» TASK PROMPT
Reproduce the material word for word; the images stay out.

(Data excerpts)
■ ■ ■ ■

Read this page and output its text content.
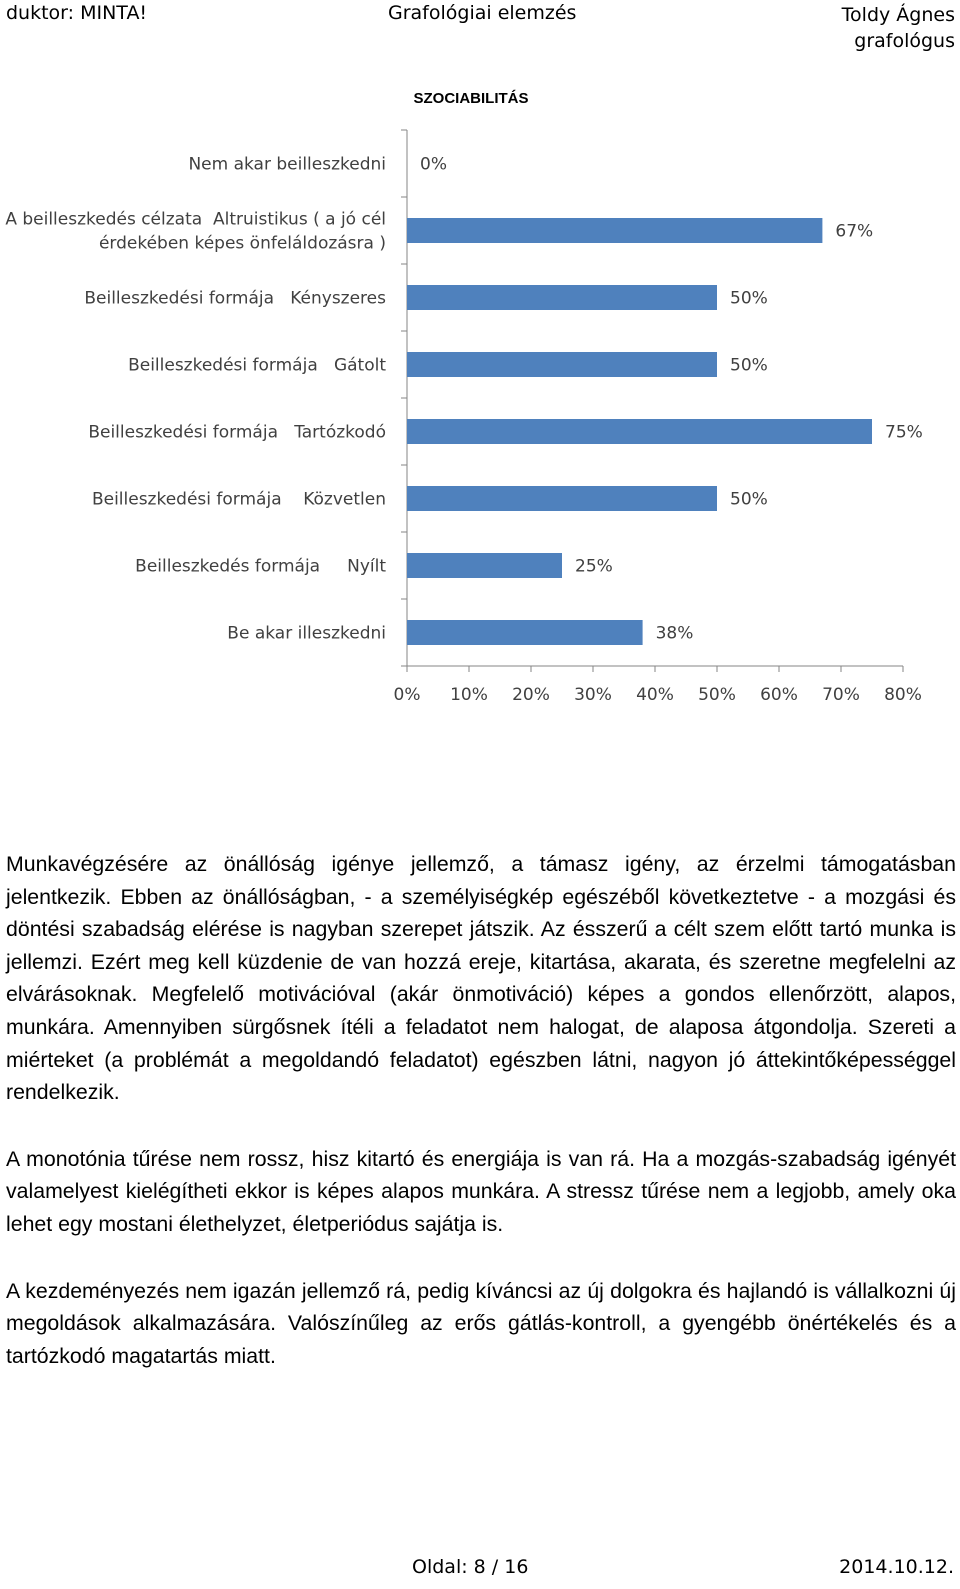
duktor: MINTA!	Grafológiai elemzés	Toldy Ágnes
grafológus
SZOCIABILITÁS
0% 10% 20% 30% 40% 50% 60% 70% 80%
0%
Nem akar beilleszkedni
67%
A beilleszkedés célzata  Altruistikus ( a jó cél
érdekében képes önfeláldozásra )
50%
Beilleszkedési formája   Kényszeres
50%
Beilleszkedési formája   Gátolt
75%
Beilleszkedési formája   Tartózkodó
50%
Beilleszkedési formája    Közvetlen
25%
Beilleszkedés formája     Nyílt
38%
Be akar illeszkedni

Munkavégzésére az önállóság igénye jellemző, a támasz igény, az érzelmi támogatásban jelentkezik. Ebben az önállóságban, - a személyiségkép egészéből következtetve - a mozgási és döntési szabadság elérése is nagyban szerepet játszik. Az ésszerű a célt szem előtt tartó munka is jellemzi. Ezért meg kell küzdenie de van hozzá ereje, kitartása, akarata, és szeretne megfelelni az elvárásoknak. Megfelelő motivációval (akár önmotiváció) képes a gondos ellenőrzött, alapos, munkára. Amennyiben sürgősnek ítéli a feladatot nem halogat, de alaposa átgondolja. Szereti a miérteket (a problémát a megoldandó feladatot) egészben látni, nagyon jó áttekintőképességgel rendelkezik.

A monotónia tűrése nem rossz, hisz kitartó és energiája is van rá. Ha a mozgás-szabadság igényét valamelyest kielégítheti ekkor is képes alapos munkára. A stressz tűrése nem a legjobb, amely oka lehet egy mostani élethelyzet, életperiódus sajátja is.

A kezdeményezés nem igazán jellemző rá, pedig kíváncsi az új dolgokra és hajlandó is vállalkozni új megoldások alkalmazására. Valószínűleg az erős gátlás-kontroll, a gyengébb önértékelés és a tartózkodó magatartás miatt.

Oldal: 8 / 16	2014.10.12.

■ ■ ■ ■

» SOLUTION TO THIS PROBLEM
Read this page and output its text content.
duktor: MINTA!	Grafológiai elemzés	Toldy Ágnes
grafológus
SZOCIABILITÁS
0% 10% 20% 30% 40% 50% 60% 70% 80%
0%
Nem akar beilleszkedni
67%
A beilleszkedés célzata  Altruistikus ( a jó cél
érdekében képes önfeláldozásra )
50%
Beilleszkedési formája   Kényszeres
50%
Beilleszkedési formája   Gátolt
75%
Beilleszkedési formája   Tartózkodó
50%
Beilleszkedési formája    Közvetlen
25%
Beilleszkedés formája     Nyílt
38%
Be akar illeszkedni

Munkavégzésére az önállóság igénye jellemző, a támasz igény, az érzelmi támogatásban jelentkezik. Ebben az önállóságban, - a személyiségkép egészéből következtetve - a mozgási és döntési szabadság elérése is nagyban szerepet játszik. Az ésszerű a célt szem előtt tartó munka is jellemzi. Ezért meg kell küzdenie de van hozzá ereje, kitartása, akarata, és szeretne megfelelni az elvárásoknak. Megfelelő motivációval (akár önmotiváció) képes a gondos ellenőrzött, alapos, munkára. Amennyiben sürgősnek ítéli a feladatot nem halogat, de alaposa átgondolja. Szereti a miérteket (a problémát a megoldandó feladatot) egészben látni, nagyon jó áttekintőképességgel rendelkezik.

A monotónia tűrése nem rossz, hisz kitartó és energiája is van rá. Ha a mozgás-szabadság igényét valamelyest kielégítheti ekkor is képes alapos munkára. A stressz tűrése nem a legjobb, amely oka lehet egy mostani élethelyzet, életperiódus sajátja is.

A kezdeményezés nem igazán jellemző rá, pedig kíváncsi az új dolgokra és hajlandó is vállalkozni új megoldások alkalmazására. Valószínűleg az erős gátlás-kontroll, a gyengébb önértékelés és a tartózkodó magatartás miatt.

Oldal: 8 / 16	2014.10.12.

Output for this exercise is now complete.